→ **Data for this exercise**
● ● ● ● ●

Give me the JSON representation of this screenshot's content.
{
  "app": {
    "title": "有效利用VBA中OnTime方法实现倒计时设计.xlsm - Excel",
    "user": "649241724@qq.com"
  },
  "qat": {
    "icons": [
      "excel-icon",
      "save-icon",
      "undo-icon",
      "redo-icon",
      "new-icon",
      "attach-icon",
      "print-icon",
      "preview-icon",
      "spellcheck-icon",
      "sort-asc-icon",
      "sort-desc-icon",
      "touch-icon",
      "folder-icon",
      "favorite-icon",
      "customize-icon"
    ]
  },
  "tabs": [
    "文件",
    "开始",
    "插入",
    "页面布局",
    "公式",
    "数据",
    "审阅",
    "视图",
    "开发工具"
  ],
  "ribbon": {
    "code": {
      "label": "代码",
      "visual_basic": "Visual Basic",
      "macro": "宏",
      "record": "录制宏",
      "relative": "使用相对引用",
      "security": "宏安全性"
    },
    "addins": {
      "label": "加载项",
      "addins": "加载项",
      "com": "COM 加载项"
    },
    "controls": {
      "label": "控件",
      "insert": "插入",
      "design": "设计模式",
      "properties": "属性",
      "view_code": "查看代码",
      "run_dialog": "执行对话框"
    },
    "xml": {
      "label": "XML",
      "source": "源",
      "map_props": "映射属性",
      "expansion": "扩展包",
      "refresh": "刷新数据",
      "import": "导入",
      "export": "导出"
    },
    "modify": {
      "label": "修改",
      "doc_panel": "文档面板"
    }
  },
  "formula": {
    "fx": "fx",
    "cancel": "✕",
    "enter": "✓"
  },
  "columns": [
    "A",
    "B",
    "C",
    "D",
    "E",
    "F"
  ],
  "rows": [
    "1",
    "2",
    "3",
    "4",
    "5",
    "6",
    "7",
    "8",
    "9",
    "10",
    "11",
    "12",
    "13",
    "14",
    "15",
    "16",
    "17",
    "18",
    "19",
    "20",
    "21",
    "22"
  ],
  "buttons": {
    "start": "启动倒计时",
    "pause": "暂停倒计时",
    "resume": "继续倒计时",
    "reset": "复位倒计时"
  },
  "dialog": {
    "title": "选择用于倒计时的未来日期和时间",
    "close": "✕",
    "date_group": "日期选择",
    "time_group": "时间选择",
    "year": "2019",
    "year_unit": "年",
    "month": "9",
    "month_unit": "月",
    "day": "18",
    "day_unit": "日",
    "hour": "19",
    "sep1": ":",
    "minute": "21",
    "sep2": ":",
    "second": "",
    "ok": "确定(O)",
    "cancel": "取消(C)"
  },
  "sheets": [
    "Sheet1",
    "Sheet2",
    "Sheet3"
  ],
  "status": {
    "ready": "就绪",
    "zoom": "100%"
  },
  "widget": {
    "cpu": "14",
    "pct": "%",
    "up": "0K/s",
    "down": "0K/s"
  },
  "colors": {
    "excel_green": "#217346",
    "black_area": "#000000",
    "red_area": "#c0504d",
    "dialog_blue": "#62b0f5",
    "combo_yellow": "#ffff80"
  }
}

● ● ● ● ●

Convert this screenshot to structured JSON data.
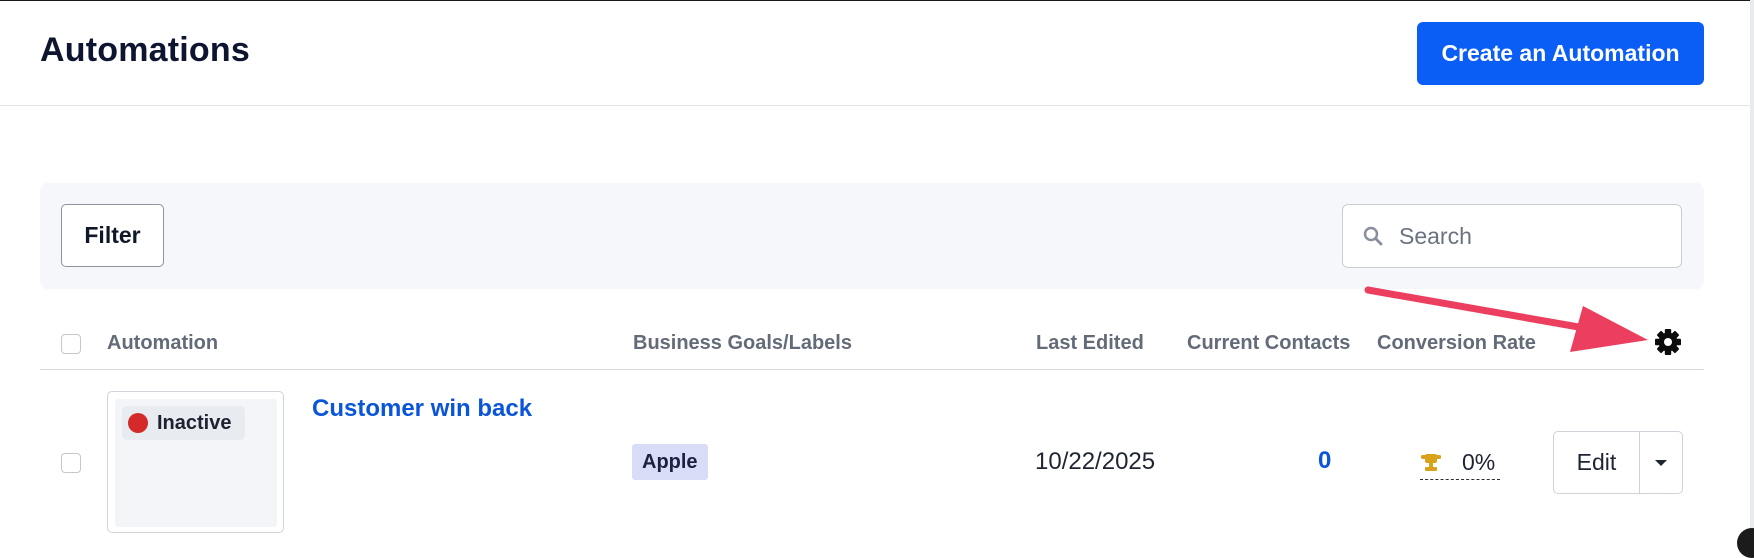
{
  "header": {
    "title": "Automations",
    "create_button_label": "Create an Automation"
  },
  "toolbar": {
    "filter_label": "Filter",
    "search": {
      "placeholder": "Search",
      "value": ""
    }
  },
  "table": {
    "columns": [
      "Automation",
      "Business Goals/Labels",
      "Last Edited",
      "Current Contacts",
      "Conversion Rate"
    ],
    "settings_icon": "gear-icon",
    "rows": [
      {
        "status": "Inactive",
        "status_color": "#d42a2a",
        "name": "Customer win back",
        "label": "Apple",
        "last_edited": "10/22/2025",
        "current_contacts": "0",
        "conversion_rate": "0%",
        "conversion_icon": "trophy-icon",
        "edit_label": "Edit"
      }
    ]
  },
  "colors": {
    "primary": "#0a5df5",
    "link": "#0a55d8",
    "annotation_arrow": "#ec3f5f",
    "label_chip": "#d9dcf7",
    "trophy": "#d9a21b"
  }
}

● ● ● ● ●

Among the lines of the material, find those that hold the word "screenshot" and copy them.

Give me the JSON representation of this screenshot's content.
Convert this screenshot to structured JSON data.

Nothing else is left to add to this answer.